**DOCUMENT PASSAGE:**
I’ll be honest: I watched this movie on a rainy Tuesday afternoon while eating a slightly stale bagel, and the carb-heavy sadness of my snack weirdly matched the Edwardian melancholy radiating from the screen. It’s a strange thing, watching a film about the man who birthed modern fantasy while realizing the film itself is terrified of being "too fantasy."

Scene from Tolkien

Released in 2019, Tolkien arrived at a weird crossroads for cinema. We were at the absolute zenith of franchise dominance—Avengers: Endgame was sucking the air out of every theater—and yet here was a quiet, handsome, somewhat traditional biopic about a philologist. It’s the kind of movie that feels like it was designed for a 1990s Oscar race, but in the late 2010s, it felt more like a "hidden gem" that people forgot to actually hide. It just sort of... happened.

Words as Magic, Not Just Spells

The film focuses on the formative years of J.R.R. Tolkien, played with a wide-eyed, linguistic hunger by Nicholas Hoult. If you’ve seen him in The Favourite or The Great, you know he’s the king of playing men who are far too smart for their own sanity. Here, he’s more restrained. He captures that specific brand of academic obsession where a person doesn't just look at a tree; they look at the history of the word "tree" until it starts to hum.

The early scenes with Harry Gilby as the young "Ronald" (as his friends call him) are genuinely touching. We see the origin of his "Fellowship"—the Tea Club and Barrovian Society (T.C.B.S.). These are four boys who believe that art can change the world, and their chemistry is the heartbeat of the film. It’s a reminder of a time when "representation" in cinema started moving toward showing male vulnerability and platonic love as something deeply noble rather than just a side-effect of a plot.

However, the film’s biggest hurdle is that it’s a biopic of a writer. How do you show someone writing? Director Dome Karukoski opts for visual metaphors. We see Tolkien in the trenches of the Somme, hallucinating knights on horseback through the literal fog of war and mustard gas. The movie treats the invention of Elvish like it’s a high-stakes bomb-defusing scene. At times, it’s a bit much. I don't need to see a literal shadow of a dragon in the smoke to understand that war is hellish; I think the guy who wrote The Silmarillion was probably capable of a bit more nuance than a 1:1 visual translation.

The Shadow of the Estate

Scene from Tolkien

If you’re wondering why this movie didn't launch a "Tolkien Cinematic Universe," look no further than the real-world drama behind the scenes. Just before the film was released, the Tolkien Estate issued a remarkably blunt statement: "They do not wish to approve, authorize or participate in the making of, or any content in, the film."

Ouch. That’s the academic equivalent of a "Middle-earth" restraining order.

**RECORDED INFORMATION:**
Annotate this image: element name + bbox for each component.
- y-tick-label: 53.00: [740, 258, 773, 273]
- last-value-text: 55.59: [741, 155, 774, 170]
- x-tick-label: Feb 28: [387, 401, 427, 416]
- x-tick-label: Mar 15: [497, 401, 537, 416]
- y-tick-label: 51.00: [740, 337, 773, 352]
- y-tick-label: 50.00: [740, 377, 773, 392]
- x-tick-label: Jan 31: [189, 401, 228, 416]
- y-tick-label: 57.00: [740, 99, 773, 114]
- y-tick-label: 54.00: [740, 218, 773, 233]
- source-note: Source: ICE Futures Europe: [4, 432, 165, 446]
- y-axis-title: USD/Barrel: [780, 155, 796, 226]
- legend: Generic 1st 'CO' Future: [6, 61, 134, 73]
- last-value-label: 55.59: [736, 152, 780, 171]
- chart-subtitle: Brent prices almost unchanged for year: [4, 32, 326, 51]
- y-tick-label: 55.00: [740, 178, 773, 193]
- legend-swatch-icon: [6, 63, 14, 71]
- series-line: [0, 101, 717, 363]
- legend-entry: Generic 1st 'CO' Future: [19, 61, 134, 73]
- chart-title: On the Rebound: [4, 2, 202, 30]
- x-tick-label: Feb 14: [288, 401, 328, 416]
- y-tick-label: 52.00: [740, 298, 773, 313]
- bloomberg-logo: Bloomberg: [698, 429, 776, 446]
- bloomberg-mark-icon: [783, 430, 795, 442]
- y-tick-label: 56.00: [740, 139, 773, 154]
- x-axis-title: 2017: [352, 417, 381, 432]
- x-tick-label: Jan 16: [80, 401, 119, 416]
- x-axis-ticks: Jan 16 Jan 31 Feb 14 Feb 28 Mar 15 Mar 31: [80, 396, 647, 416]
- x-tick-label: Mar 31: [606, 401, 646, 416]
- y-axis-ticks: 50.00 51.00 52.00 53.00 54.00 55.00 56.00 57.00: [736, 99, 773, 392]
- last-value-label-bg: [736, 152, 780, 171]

**TASKS AND EXERCISES:**
a) In the review of Tolkien, can you rewrite the paragraph that begins "However, the film's biggest hurdle" as a short bulleted list that keeps its main facts?
b) In the review of Tolkien, which actor plays the young "Ronald"?
c) Can you extend the review of Tolkien, picking up right after its final line?

**ANSWERS IN ORDER:**
a)
- The film's main challenge is showing a writer at work.
- Director Dome Karukoski uses visual metaphors to do it.
- In the trenches of the Somme, Tolkien hallucinates knights on horseback through fog and mustard gas.
- The invention of Elvish is staged like a tense bomb-defusing scene.
- The reviewer finds this heavy-handed, such as the literal dragon shadow in the smoke. The reviewer believes the author of The Silmarillion deserved more nuance than a one-to-one visual translation.

b) Harry Gilby.

c)
Because of this lack of cooperation, the film has to dance around the actual Lord of the Rings IP. It can’t quote the books directly in the way a fan might want. This forces the screenplay by David Gleeson and Stephen Beresford to focus on the man rather than the brand. In an era of franchise fatigue, I actually found this refreshing. It’s a drama about a guy who loves words and a girl—the luminous Lily Collins as Edith Bratt—who dances in the woods and challenges him to be better. Lily Collins has this incredible ability to look like she’s stepped out of a Pre-Raphaelite painting, and her chemistry with Hoult is the only thing that saves the movie from becoming a dry history lecture.

A Fellowship Lost in the Shuffle

Why did this movie bomb? It cost about $20 million and barely clawed back $8 million. In the age of streaming dominance, Tolkien is the exact kind of "mid-budget drama" that has been pushed off the big screen and onto Netflix or HBO Max. It lacked the "event" feel that contemporary audiences demand for a theater outing.

Scene from Tolkien

There’s also the "biopic fatigue" factor. We’ve seen the "struggling genius" trope a thousand times. But I’d argue that Tolkien is better than the box office suggests. It captures the specific tragedy of the "Lost Generation"—those brilliant young men who went to war thinking it was a grand adventure and came back (if they came back at all) shattered. The scenes involving Colm Meaney as Father Francis Morgan and Derek Jacobi as Professor Wright provide a sturdy, veteran backbone to the younger cast’s energy.

The film's cinematography by Lasse Frank Johannessen is lush, moving from the soot-stained industrial grit of Birmingham to the terrifying, muddy voids of the battlefield. It’s a beautiful film to look at, even when the script feels like it’s checking off boxes on a "How to Write a Biopic" checklist.

6.5 /10

Worth Seeing

Tolkien is a lovely, if slightly conventional, portrait of a man whose mind was far more interesting than the tropes used to describe it. It’s a film about the power of friendship and the way we use stories to process trauma. It doesn't reinvent the wheel—or the Ring—but it honors the spirit of the T.C.B.S. quite well. If you’ve ever felt like a bit of an outsider because you’d rather study Etymology than football, this one is for you. It’s a quiet Sunday afternoon watch that reminds us that before there were blockbusters, there were just people sitting in rooms, trying to find the right word for "home."